**Data supplied**
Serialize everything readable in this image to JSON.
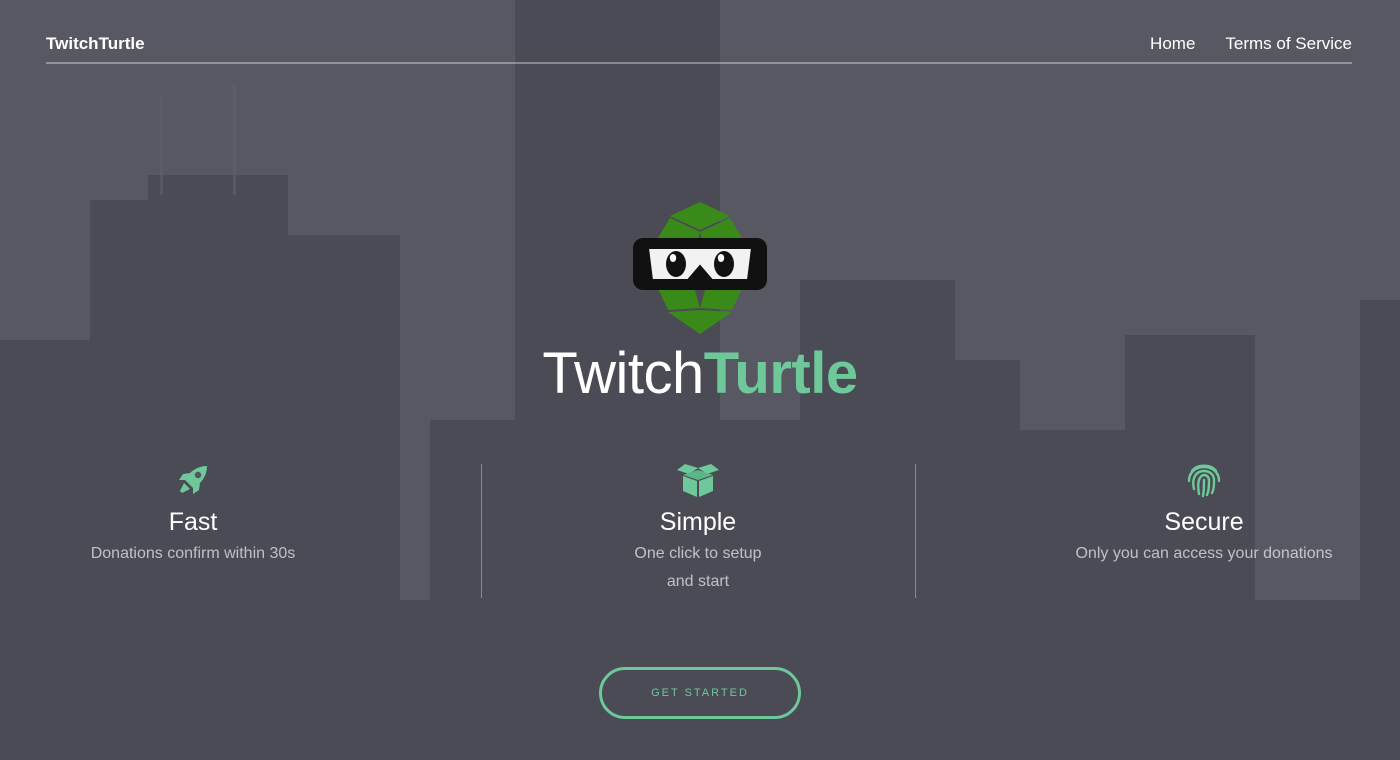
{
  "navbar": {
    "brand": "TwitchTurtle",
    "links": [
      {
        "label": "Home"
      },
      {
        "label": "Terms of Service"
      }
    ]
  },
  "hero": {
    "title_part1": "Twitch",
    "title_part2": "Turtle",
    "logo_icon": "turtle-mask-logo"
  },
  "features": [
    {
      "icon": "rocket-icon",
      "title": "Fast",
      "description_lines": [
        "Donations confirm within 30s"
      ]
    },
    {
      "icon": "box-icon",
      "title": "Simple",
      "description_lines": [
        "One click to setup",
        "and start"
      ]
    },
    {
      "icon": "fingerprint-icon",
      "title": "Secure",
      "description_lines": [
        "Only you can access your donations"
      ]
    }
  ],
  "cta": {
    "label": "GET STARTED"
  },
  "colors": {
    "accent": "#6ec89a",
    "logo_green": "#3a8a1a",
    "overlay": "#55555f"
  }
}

---

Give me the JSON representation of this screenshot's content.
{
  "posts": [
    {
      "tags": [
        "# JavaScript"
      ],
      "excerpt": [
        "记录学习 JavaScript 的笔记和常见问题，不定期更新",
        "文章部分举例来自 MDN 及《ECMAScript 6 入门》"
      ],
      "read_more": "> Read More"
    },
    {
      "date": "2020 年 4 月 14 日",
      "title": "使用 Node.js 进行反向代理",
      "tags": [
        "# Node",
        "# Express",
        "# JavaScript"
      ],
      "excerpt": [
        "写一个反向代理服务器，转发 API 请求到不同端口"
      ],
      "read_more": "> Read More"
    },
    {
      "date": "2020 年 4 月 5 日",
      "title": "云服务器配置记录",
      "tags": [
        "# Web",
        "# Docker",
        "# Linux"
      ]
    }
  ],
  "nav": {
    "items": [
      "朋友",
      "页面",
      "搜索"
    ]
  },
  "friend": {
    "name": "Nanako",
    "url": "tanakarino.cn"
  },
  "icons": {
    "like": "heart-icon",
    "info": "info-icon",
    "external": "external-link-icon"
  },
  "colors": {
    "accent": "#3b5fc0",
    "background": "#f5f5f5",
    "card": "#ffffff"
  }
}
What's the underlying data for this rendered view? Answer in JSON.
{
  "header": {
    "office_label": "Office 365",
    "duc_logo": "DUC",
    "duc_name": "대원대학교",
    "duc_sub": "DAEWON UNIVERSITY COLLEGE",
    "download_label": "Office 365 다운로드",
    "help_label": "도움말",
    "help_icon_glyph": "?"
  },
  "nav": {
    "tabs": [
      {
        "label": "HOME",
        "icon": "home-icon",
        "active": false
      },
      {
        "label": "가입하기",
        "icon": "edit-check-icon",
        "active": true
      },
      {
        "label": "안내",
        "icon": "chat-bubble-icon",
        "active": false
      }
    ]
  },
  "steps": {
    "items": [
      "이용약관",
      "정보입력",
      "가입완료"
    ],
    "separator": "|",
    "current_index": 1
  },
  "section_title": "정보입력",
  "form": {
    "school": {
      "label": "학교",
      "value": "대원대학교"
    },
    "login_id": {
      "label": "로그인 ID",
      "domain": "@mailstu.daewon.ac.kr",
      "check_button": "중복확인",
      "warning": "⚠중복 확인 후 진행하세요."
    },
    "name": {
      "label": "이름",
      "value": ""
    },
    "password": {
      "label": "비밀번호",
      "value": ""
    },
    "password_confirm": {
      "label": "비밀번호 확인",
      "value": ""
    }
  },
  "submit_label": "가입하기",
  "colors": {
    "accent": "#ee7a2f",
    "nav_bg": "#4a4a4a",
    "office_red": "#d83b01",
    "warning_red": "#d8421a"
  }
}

==

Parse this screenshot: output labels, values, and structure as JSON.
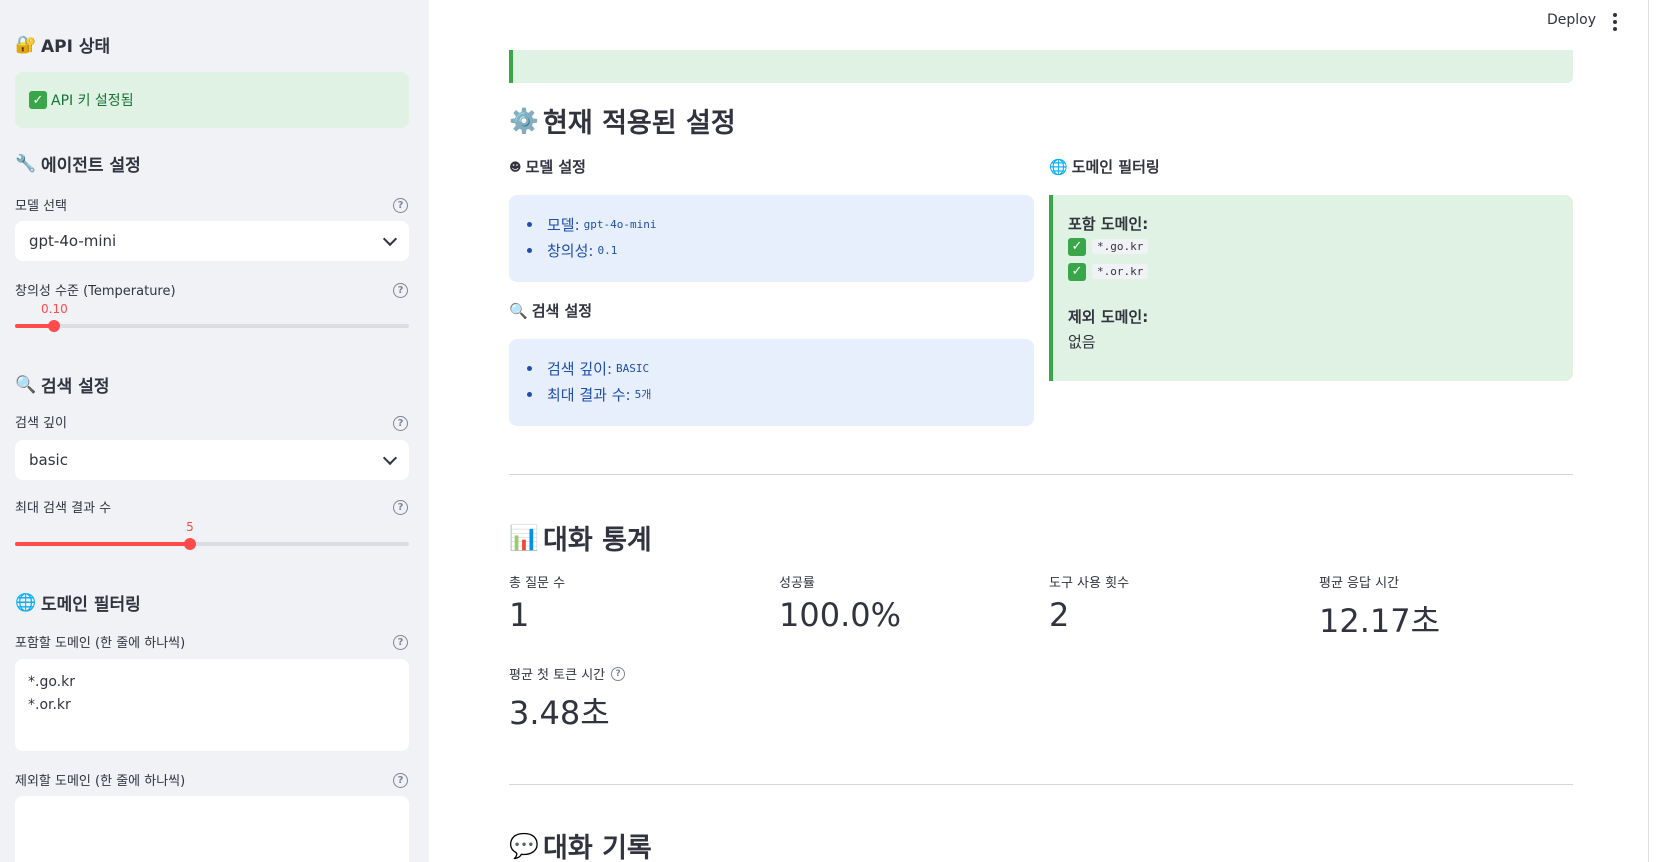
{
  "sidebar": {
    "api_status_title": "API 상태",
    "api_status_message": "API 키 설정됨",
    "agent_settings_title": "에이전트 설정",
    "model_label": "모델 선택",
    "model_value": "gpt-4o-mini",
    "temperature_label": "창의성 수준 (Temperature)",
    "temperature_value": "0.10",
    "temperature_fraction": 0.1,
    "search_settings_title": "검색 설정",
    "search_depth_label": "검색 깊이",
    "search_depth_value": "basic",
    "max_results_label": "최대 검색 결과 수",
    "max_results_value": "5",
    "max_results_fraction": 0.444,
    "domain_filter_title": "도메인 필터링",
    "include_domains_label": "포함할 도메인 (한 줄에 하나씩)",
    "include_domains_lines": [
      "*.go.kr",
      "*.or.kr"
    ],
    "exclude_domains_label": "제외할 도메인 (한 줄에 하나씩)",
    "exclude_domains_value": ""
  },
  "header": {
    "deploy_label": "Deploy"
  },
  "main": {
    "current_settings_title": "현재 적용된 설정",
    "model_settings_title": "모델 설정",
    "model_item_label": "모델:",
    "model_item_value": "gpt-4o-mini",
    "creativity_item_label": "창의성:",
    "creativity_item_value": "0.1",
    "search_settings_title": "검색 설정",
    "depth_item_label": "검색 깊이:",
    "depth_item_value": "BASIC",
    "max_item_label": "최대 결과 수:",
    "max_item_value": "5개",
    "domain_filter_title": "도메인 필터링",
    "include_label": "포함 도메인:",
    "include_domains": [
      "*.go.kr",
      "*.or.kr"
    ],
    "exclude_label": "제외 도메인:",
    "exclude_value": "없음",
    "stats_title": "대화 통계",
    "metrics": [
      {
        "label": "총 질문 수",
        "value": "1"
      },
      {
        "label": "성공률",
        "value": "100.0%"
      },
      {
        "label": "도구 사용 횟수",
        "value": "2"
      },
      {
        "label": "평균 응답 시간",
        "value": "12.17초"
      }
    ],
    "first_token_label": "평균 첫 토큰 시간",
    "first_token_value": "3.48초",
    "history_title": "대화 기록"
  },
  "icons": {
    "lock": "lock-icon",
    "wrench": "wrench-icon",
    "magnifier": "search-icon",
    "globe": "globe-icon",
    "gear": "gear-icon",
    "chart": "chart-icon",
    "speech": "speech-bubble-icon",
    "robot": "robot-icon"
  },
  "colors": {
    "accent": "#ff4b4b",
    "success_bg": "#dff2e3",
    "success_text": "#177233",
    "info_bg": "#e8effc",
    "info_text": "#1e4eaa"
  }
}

**Objective**
Report how many lines of the data hold the string "mini"; give only the number.

**Solution for this problem**
2